Records from a collection:

□ □ □ □ □ □ □

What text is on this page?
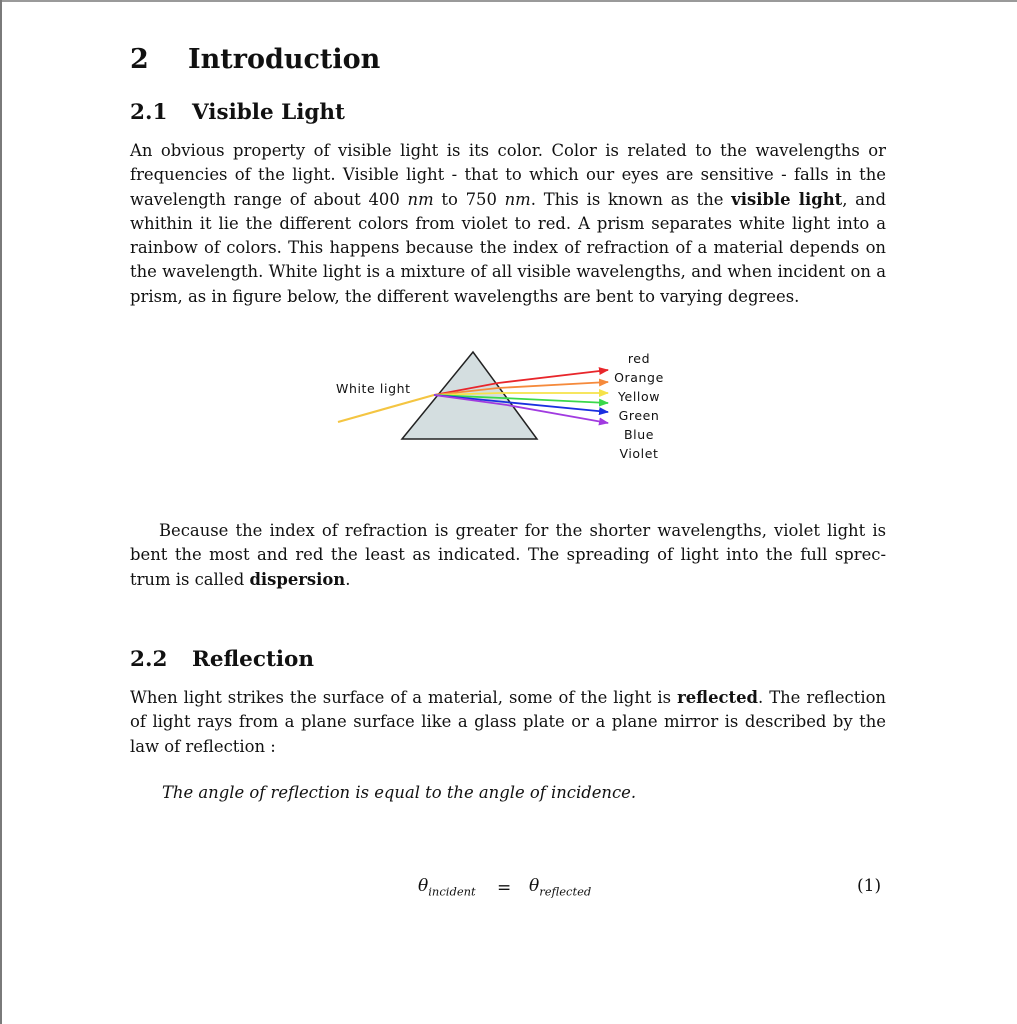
2 Introduction
2.1 Visible Light

An obvious property of visible light is its color. Color is related to the wavelengths or frequencies of the light. Visible light - that to which our eyes are sensitive - falls in the wavelength range of about 400 nm to 750 nm. This is known as the visible light, and whithin it lie the different colors from violet to red. A prism separates white light into a rainbow of colors. This happens because the index of refraction of a material depends on the wavelength. White light is a mixture of all visible wavelengths, and when incident on a prism, as in figure below, the different wavelengths are bent to varying degrees.

White light
red
Orange
Yellow
Green
Blue
Violet

Because the index of refraction is greater for the shorter wavelengths, violet light is bent the most and red the least as indicated. The spreading of light into the full sprec-trum is called dispersion.

2.2 Reflection

When light strikes the surface of a material, some of the light is reflected. The reflection of light rays from a plane surface like a glass plate or a plane mirror is described by the law of reflection :

The angle of reflection is equal to the angle of incidence.

$\theta_{incident} = \theta_{reflected}$	(1)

□ □ □ □ □ □ □

Reproduce the entries above word for word. Pictures stay out.

What text is on this page?
2 Introduction
2.1 Visible Light

An obvious property of visible light is its color. Color is related to the wavelengths or frequencies of the light. Visible light - that to which our eyes are sensitive - falls in the wavelength range of about 400 nm to 750 nm. This is known as the visible light, and whithin it lie the different colors from violet to red. A prism separates white light into a rainbow of colors. This happens because the index of refraction of a material depends on the wavelength. White light is a mixture of all visible wavelengths, and when incident on a prism, as in figure below, the different wavelengths are bent to varying degrees.

White light
red
Orange
Yellow
Green
Blue
Violet

Because the index of refraction is greater for the shorter wavelengths, violet light is bent the most and red the least as indicated. The spreading of light into the full sprec-trum is called dispersion.

2.2 Reflection

When light strikes the surface of a material, some of the light is reflected. The reflection of light rays from a plane surface like a glass plate or a plane mirror is described by the law of reflection :

The angle of reflection is equal to the angle of incidence.

$\theta_{incident} = \theta_{reflected}$	(1)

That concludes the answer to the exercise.